EXERCISE DESCRIPTION
Each record below should be repeated precisely as written.

LISTING

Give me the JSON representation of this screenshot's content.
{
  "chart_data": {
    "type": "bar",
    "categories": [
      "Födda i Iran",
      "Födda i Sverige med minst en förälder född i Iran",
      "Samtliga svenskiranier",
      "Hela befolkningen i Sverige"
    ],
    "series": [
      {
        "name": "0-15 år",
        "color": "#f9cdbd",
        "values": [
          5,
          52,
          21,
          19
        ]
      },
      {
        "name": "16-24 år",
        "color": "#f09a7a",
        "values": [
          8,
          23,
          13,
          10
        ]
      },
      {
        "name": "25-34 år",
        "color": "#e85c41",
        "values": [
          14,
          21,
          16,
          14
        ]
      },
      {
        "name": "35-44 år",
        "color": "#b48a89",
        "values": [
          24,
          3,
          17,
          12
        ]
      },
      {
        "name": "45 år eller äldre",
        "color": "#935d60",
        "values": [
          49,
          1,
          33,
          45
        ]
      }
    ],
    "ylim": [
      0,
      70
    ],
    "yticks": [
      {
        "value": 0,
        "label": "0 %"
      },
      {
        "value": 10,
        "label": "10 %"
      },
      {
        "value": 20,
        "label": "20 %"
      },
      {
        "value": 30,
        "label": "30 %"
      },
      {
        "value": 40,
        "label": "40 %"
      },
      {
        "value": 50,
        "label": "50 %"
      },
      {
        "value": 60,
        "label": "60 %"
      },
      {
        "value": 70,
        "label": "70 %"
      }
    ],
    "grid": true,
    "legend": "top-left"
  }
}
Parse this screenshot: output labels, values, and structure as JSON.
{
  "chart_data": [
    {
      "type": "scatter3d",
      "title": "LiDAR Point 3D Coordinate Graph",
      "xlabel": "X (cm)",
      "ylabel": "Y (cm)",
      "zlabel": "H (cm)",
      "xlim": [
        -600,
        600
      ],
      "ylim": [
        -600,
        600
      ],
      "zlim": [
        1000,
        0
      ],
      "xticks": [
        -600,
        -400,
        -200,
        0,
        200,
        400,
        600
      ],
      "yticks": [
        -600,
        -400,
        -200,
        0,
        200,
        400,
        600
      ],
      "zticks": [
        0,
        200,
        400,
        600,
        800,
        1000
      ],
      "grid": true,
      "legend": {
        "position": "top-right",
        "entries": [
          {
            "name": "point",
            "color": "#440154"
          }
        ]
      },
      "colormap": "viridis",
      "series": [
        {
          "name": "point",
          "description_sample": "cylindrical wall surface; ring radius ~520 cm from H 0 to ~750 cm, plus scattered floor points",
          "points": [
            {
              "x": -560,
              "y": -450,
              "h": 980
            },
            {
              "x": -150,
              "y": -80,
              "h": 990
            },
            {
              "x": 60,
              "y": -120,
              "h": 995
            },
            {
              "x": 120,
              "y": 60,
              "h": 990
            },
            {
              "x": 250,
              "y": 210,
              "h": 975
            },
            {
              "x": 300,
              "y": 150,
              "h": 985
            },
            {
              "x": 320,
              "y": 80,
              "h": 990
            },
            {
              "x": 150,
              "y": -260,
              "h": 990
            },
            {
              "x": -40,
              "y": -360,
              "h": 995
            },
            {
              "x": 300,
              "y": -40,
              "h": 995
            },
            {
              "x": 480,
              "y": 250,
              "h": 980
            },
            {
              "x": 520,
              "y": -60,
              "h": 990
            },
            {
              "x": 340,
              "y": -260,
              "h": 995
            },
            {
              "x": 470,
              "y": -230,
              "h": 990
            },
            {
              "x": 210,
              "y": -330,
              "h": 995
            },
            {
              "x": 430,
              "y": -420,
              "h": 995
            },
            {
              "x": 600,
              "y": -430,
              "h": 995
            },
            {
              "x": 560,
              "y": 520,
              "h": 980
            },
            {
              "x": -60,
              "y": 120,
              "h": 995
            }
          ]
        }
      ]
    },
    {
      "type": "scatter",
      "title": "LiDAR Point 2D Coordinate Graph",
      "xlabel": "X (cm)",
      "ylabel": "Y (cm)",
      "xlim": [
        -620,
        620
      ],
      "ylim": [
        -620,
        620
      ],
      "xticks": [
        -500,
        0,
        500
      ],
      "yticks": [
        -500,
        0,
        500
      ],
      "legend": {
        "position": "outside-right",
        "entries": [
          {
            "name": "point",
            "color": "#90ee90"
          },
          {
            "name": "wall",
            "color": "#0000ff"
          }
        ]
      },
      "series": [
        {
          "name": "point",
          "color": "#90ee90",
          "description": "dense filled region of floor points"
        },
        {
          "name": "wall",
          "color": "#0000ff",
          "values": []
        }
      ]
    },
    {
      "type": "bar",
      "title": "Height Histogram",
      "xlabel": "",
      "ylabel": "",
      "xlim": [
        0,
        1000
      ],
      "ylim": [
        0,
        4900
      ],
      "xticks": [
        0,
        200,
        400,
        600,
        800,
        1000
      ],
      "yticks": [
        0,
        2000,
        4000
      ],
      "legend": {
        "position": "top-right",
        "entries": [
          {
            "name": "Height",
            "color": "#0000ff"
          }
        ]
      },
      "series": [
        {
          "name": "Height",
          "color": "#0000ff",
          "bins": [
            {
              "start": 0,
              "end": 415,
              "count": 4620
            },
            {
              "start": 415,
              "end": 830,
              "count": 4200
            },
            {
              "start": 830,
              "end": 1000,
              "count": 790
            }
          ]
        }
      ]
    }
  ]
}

SOLUTION TO THIS EXERCISE
Give me the JSON representation of this screenshot's content.
{
  "chart_data": {
    "type": "bar",
    "categories": [
      "Födda i Iran",
      "Födda i Sverige med minst en förälder född i Iran",
      "Samtliga svenskiranier",
      "Hela befolkningen i Sverige"
    ],
    "series": [
      {
        "name": "0-15 år",
        "color": "#f9cdbd",
        "values": [
          5,
          52,
          21,
          19
        ]
      },
      {
        "name": "16-24 år",
        "color": "#f09a7a",
        "values": [
          8,
          23,
          13,
          10
        ]
      },
      {
        "name": "25-34 år",
        "color": "#e85c41",
        "values": [
          14,
          21,
          16,
          14
        ]
      },
      {
        "name": "35-44 år",
        "color": "#b48a89",
        "values": [
          24,
          3,
          17,
          12
        ]
      },
      {
        "name": "45 år eller äldre",
        "color": "#935d60",
        "values": [
          49,
          1,
          33,
          45
        ]
      }
    ],
    "ylim": [
      0,
      70
    ],
    "yticks": [
      {
        "value": 0,
        "label": "0 %"
      },
      {
        "value": 10,
        "label": "10 %"
      },
      {
        "value": 20,
        "label": "20 %"
      },
      {
        "value": 30,
        "label": "30 %"
      },
      {
        "value": 40,
        "label": "40 %"
      },
      {
        "value": 50,
        "label": "50 %"
      },
      {
        "value": 60,
        "label": "60 %"
      },
      {
        "value": 70,
        "label": "70 %"
      }
    ],
    "grid": true,
    "legend": "top-left"
  }
}
Parse this screenshot: output labels, values, and structure as JSON.
{
  "chart_data": [
    {
      "type": "scatter3d",
      "title": "LiDAR Point 3D Coordinate Graph",
      "xlabel": "X (cm)",
      "ylabel": "Y (cm)",
      "zlabel": "H (cm)",
      "xlim": [
        -600,
        600
      ],
      "ylim": [
        -600,
        600
      ],
      "zlim": [
        1000,
        0
      ],
      "xticks": [
        -600,
        -400,
        -200,
        0,
        200,
        400,
        600
      ],
      "yticks": [
        -600,
        -400,
        -200,
        0,
        200,
        400,
        600
      ],
      "zticks": [
        0,
        200,
        400,
        600,
        800,
        1000
      ],
      "grid": true,
      "legend": {
        "position": "top-right",
        "entries": [
          {
            "name": "point",
            "color": "#440154"
          }
        ]
      },
      "colormap": "viridis",
      "series": [
        {
          "name": "point",
          "description_sample": "cylindrical wall surface; ring radius ~520 cm from H 0 to ~750 cm, plus scattered floor points",
          "points": [
            {
              "x": -560,
              "y": -450,
              "h": 980
            },
            {
              "x": -150,
              "y": -80,
              "h": 990
            },
            {
              "x": 60,
              "y": -120,
              "h": 995
            },
            {
              "x": 120,
              "y": 60,
              "h": 990
            },
            {
              "x": 250,
              "y": 210,
              "h": 975
            },
            {
              "x": 300,
              "y": 150,
              "h": 985
            },
            {
              "x": 320,
              "y": 80,
              "h": 990
            },
            {
              "x": 150,
              "y": -260,
              "h": 990
            },
            {
              "x": -40,
              "y": -360,
              "h": 995
            },
            {
              "x": 300,
              "y": -40,
              "h": 995
            },
            {
              "x": 480,
              "y": 250,
              "h": 980
            },
            {
              "x": 520,
              "y": -60,
              "h": 990
            },
            {
              "x": 340,
              "y": -260,
              "h": 995
            },
            {
              "x": 470,
              "y": -230,
              "h": 990
            },
            {
              "x": 210,
              "y": -330,
              "h": 995
            },
            {
              "x": 430,
              "y": -420,
              "h": 995
            },
            {
              "x": 600,
              "y": -430,
              "h": 995
            },
            {
              "x": 560,
              "y": 520,
              "h": 980
            },
            {
              "x": -60,
              "y": 120,
              "h": 995
            }
          ]
        }
      ]
    },
    {
      "type": "scatter",
      "title": "LiDAR Point 2D Coordinate Graph",
      "xlabel": "X (cm)",
      "ylabel": "Y (cm)",
      "xlim": [
        -620,
        620
      ],
      "ylim": [
        -620,
        620
      ],
      "xticks": [
        -500,
        0,
        500
      ],
      "yticks": [
        -500,
        0,
        500
      ],
      "legend": {
        "position": "outside-right",
        "entries": [
          {
            "name": "point",
            "color": "#90ee90"
          },
          {
            "name": "wall",
            "color": "#0000ff"
          }
        ]
      },
      "series": [
        {
          "name": "point",
          "color": "#90ee90",
          "description": "dense filled region of floor points"
        },
        {
          "name": "wall",
          "color": "#0000ff",
          "values": []
        }
      ]
    },
    {
      "type": "bar",
      "title": "Height Histogram",
      "xlabel": "",
      "ylabel": "",
      "xlim": [
        0,
        1000
      ],
      "ylim": [
        0,
        4900
      ],
      "xticks": [
        0,
        200,
        400,
        600,
        800,
        1000
      ],
      "yticks": [
        0,
        2000,
        4000
      ],
      "legend": {
        "position": "top-right",
        "entries": [
          {
            "name": "Height",
            "color": "#0000ff"
          }
        ]
      },
      "series": [
        {
          "name": "Height",
          "color": "#0000ff",
          "bins": [
            {
              "start": 0,
              "end": 415,
              "count": 4620
            },
            {
              "start": 415,
              "end": 830,
              "count": 4200
            },
            {
              "start": 830,
              "end": 1000,
              "count": 790
            }
          ]
        }
      ]
    }
  ]
}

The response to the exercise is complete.